● **SET TASKS**
1: Using the piece on Marquee Moon, explain why the album is described as made up of tense garage rockers that spiral into heady intellectual territory.
2: Answer these from the piece on Marquee Moon:
(a) Which track reached #25 in the UK?
(b) What is the album's total running time?
(c) Which band was Fred Smith with before he replaced Richard Hell?

___ PASSAGE GIVEN ___

Peak: -- US, 28 UK, -- CN, -- AU

Sales (in millions): -- US, -- UK, -- world (includes US and UK)

Genre: punk rock

Tracks: (Click for codes to singles charts.)

  1. See No Evil [3:56]
  2. Venus [3:48]
  3. Friction [4:43]
  4. Marquee Moon [9:58] (4/1/77, #30 UK)
  5. Elevation [5:08]
  6. Guiding Light [5:36] (Tom Verlaine/Richard Lloyd)
  7. Prove It [5:04] (7/22/77, #25 UK)
  8. Torn Curtain [7:00]

All songs written by Tom Verlaine unless noted otherwise.

Total Running Time: 45:54

The Players:

  • Tom Verlaine (vocals, guitar, keyboards)
  • Richard Lloyd (guitar)
  • Fred Smith (bass)
  • Billy Ficca (drums)


4.743 out of 5.00 (average of 19 ratings)

Quotable: “A trailblazing album — it's impossible to imagine post-punk soundscapes without it.” – Stephen Thomas Erlewine, All Music Guide


About the Album:

Marquee Moon is “a trailblazing album,” AMG a “classic bit of punk rock.” AZ It “paved the way for every ambitious rock record to follow in the next 40 years.” OB It is “a sinuous, entrancing and gorgeous debut” ZG and “a revolutionary album, but it’s a subtle, understated revolution.” AMG

While “it’s impossible to imagine post-punk soundscapes without it,” AMG Television “never officially considered themselves a part of punk.” OB “Their predecessors…had fused blues structures with avant-garde flourishes” AMG and their “peers turned up the distortion, revved up the tempo, and stripped their songs down to tight three-chord anthems.” AZ However, Television’s sound is built on “an incongruous, soaring amalgam of genres.” RS “They were the King Crimson to hard rock’s Led Zeppelin, Funkadelic to soul’s Otis Redding.” OB

“Mercurial frontman” PF Tom Verlaine, who “took his surname from a renowned French poet,” OB had a “love of raw garage rock and challenging free jazz.” PF As such, “Marquee Moon is comprised…of tense garage rockers that spiral into heady intellectual territory.” AMG It is as “exhilarating in its ambitions as the Ramones’ debut was in its simplicity.” RS Television “completely strip away any sense of swing or groove” AMG and smartly “avoid the cursory punk snarl” TM by employing “a radical rethinking of rock guitar.” TM

Verlaine and lead guitarist Richard Lloyd didn’t “bludgeon listeners” TM with their guitar interplay, but used the two guitars to, as Lloyd said, “play rhythm and melody back and forth.” TM “Verlaine would establish a rhythmic phrase, against which Lloyd would splatter defiant, often deliriously dissonant, melodies.” TM


In the early ‘70s, Verlaine and bassist Richard Hell became friends in New York and formed the band Neon Boys with drummer Billy Ficca. They reformed as Television in late 1973 with guitarist Richard Lloyd. Verlaine reportedly thought Hell upstaged him with his frenzied stage presence and sometimes refused to play his songs. Hell eventually left the group, replaced by Fred Smith, previously with Blondie.

___ MATERIAL SUPPLIED ___

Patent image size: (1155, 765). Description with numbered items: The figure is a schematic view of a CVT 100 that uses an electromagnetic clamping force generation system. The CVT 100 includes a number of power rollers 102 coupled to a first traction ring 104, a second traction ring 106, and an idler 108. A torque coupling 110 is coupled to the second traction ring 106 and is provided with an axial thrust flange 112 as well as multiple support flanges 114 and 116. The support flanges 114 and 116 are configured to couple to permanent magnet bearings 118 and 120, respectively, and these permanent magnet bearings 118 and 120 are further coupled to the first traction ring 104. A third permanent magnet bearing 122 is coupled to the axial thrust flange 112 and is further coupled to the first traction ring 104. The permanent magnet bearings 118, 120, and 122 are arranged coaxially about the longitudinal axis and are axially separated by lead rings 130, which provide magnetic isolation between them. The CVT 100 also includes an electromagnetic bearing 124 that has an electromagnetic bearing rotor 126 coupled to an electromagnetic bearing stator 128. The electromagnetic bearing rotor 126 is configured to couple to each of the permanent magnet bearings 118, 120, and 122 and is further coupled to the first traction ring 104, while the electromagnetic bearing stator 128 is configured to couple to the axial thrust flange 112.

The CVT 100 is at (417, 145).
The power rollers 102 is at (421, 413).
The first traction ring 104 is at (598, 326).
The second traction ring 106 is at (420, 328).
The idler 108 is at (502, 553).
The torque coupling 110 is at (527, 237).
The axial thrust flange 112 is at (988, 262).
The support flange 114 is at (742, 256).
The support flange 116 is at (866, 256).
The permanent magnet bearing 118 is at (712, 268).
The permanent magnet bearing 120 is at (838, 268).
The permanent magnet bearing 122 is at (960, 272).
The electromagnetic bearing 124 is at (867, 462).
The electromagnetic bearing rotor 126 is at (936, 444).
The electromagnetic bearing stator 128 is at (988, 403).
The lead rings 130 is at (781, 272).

___

● **SOLUTION LIST**
1: Frontman Tom Verlaine loved raw garage rock and challenging free jazz. The piece presents the album's sound as following from that: tense garage rockers that spiral into heady intellectual territory.

2:
(a) Prove It
(b) 45:54
(c) Blondie